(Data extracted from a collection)
━━━━━━━━━━━━━━━━━━━━━━━━━━━━━━
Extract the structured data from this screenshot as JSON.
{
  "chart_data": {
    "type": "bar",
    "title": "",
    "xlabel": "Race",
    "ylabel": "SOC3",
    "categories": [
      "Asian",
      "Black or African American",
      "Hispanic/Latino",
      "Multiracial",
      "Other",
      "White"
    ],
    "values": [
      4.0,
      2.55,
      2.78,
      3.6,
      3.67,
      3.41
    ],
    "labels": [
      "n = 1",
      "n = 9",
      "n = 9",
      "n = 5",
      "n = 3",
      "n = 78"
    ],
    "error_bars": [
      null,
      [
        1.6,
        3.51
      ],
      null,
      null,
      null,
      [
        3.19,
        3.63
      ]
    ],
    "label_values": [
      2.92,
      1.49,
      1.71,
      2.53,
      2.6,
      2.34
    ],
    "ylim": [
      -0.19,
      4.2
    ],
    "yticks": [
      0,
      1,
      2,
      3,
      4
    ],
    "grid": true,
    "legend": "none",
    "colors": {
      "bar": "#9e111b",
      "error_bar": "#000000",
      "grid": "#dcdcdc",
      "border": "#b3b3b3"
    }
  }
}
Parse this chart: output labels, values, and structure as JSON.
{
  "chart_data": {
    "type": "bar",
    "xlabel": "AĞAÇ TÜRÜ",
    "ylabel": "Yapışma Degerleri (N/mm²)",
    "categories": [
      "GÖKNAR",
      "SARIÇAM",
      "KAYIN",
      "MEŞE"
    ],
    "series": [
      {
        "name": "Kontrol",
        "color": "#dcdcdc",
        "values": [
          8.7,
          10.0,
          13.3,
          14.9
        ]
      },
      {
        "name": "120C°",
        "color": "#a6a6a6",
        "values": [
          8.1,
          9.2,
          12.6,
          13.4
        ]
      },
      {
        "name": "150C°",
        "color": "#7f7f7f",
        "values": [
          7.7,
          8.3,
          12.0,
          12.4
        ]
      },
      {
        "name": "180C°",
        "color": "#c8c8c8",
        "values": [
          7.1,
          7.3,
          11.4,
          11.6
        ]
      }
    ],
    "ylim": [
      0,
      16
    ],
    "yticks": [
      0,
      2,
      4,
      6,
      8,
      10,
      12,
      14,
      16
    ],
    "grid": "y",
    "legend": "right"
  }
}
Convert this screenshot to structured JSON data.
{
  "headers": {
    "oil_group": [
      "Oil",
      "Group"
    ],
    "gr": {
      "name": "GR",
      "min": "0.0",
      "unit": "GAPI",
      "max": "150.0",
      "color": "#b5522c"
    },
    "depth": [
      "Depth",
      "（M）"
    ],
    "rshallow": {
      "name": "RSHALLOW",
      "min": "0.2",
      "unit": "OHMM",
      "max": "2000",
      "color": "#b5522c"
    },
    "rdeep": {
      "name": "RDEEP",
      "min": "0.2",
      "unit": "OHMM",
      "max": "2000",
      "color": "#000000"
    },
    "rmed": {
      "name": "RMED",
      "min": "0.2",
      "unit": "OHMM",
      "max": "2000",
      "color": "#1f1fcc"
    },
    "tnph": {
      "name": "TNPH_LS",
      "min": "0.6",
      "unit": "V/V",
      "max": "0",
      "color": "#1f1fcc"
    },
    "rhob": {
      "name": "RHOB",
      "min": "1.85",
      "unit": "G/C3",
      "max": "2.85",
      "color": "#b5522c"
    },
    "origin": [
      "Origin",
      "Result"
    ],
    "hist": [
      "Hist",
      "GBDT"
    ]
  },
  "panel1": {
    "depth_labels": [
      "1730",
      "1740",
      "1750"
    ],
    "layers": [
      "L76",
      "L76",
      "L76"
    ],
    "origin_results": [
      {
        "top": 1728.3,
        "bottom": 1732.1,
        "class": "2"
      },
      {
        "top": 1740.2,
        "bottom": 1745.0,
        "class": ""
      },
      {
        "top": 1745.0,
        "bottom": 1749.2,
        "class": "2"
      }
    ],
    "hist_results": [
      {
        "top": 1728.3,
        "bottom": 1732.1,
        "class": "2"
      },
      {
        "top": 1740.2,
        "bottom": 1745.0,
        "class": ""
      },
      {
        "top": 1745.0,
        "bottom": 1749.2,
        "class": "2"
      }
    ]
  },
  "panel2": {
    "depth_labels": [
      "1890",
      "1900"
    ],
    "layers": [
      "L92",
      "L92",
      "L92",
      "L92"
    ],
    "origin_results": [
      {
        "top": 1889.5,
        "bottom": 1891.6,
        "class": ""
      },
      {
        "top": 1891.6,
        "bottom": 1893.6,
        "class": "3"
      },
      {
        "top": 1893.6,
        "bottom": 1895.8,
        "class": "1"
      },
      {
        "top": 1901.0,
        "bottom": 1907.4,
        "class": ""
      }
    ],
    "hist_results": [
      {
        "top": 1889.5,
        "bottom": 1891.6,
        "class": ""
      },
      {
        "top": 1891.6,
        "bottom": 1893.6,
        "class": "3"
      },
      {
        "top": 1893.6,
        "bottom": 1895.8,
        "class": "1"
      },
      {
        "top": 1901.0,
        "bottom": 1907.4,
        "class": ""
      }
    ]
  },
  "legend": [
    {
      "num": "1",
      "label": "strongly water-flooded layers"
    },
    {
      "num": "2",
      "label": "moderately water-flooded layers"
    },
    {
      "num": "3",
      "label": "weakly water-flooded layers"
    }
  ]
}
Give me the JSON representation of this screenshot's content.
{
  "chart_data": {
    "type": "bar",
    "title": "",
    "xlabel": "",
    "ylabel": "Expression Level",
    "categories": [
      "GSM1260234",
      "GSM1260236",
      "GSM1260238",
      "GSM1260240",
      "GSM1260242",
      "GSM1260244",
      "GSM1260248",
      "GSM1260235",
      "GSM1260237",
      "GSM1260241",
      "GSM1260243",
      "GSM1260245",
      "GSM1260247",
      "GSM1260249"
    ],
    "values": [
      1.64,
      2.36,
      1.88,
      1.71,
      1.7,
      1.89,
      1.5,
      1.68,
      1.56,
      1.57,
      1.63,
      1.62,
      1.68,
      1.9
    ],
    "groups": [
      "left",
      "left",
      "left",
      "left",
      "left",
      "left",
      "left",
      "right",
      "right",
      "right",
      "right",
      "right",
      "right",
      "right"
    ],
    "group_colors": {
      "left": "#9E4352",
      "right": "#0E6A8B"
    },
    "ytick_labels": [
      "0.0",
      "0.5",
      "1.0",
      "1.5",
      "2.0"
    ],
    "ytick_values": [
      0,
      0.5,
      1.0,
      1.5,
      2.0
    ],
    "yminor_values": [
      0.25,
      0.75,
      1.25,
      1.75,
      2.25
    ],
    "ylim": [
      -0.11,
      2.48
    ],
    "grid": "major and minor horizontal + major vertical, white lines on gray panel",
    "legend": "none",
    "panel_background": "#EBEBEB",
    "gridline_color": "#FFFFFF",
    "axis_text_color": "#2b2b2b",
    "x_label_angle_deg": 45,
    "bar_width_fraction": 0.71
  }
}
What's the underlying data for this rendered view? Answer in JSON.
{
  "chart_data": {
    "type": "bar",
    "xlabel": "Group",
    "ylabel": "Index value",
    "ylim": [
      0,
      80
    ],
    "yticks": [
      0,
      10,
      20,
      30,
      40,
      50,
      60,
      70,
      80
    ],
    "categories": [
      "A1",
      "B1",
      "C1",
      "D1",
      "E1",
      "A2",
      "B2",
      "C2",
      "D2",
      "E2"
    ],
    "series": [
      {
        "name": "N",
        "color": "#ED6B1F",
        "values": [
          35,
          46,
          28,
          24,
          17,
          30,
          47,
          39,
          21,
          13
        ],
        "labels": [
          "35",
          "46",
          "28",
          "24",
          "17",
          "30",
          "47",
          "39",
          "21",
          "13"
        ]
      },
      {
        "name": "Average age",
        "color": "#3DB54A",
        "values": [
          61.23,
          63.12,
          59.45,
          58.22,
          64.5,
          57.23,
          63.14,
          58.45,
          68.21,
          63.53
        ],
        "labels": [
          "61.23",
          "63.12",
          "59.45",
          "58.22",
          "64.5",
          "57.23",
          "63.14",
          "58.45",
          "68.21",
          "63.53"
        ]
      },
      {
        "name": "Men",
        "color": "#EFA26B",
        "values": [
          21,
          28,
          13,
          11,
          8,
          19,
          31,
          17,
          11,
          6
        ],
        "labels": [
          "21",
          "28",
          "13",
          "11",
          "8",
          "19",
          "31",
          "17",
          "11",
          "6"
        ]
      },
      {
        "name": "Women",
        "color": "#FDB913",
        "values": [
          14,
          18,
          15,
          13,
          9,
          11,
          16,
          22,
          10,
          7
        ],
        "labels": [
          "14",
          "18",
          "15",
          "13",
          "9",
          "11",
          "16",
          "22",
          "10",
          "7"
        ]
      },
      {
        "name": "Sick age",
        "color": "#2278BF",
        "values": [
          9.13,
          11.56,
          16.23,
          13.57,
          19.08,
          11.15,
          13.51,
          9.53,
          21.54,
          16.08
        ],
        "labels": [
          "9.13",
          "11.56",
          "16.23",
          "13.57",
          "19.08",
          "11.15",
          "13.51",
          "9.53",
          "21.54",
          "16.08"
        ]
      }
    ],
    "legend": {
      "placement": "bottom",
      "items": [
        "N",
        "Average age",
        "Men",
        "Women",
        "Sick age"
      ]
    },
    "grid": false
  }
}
━━━━━━━━━━━━━━━━━━━━━━━━━━━━━━
◆ Exercise
In the listing, find all lines with the string "this" and copy them.

◆ Solution below
Extract the structured data from this screenshot as JSON.
Parse this chart: output labels, values, and structure as JSON.
Convert this screenshot to structured JSON data.
Give me the JSON representation of this screenshot's content.
What's the underlying data for this rendered view? Answer in JSON.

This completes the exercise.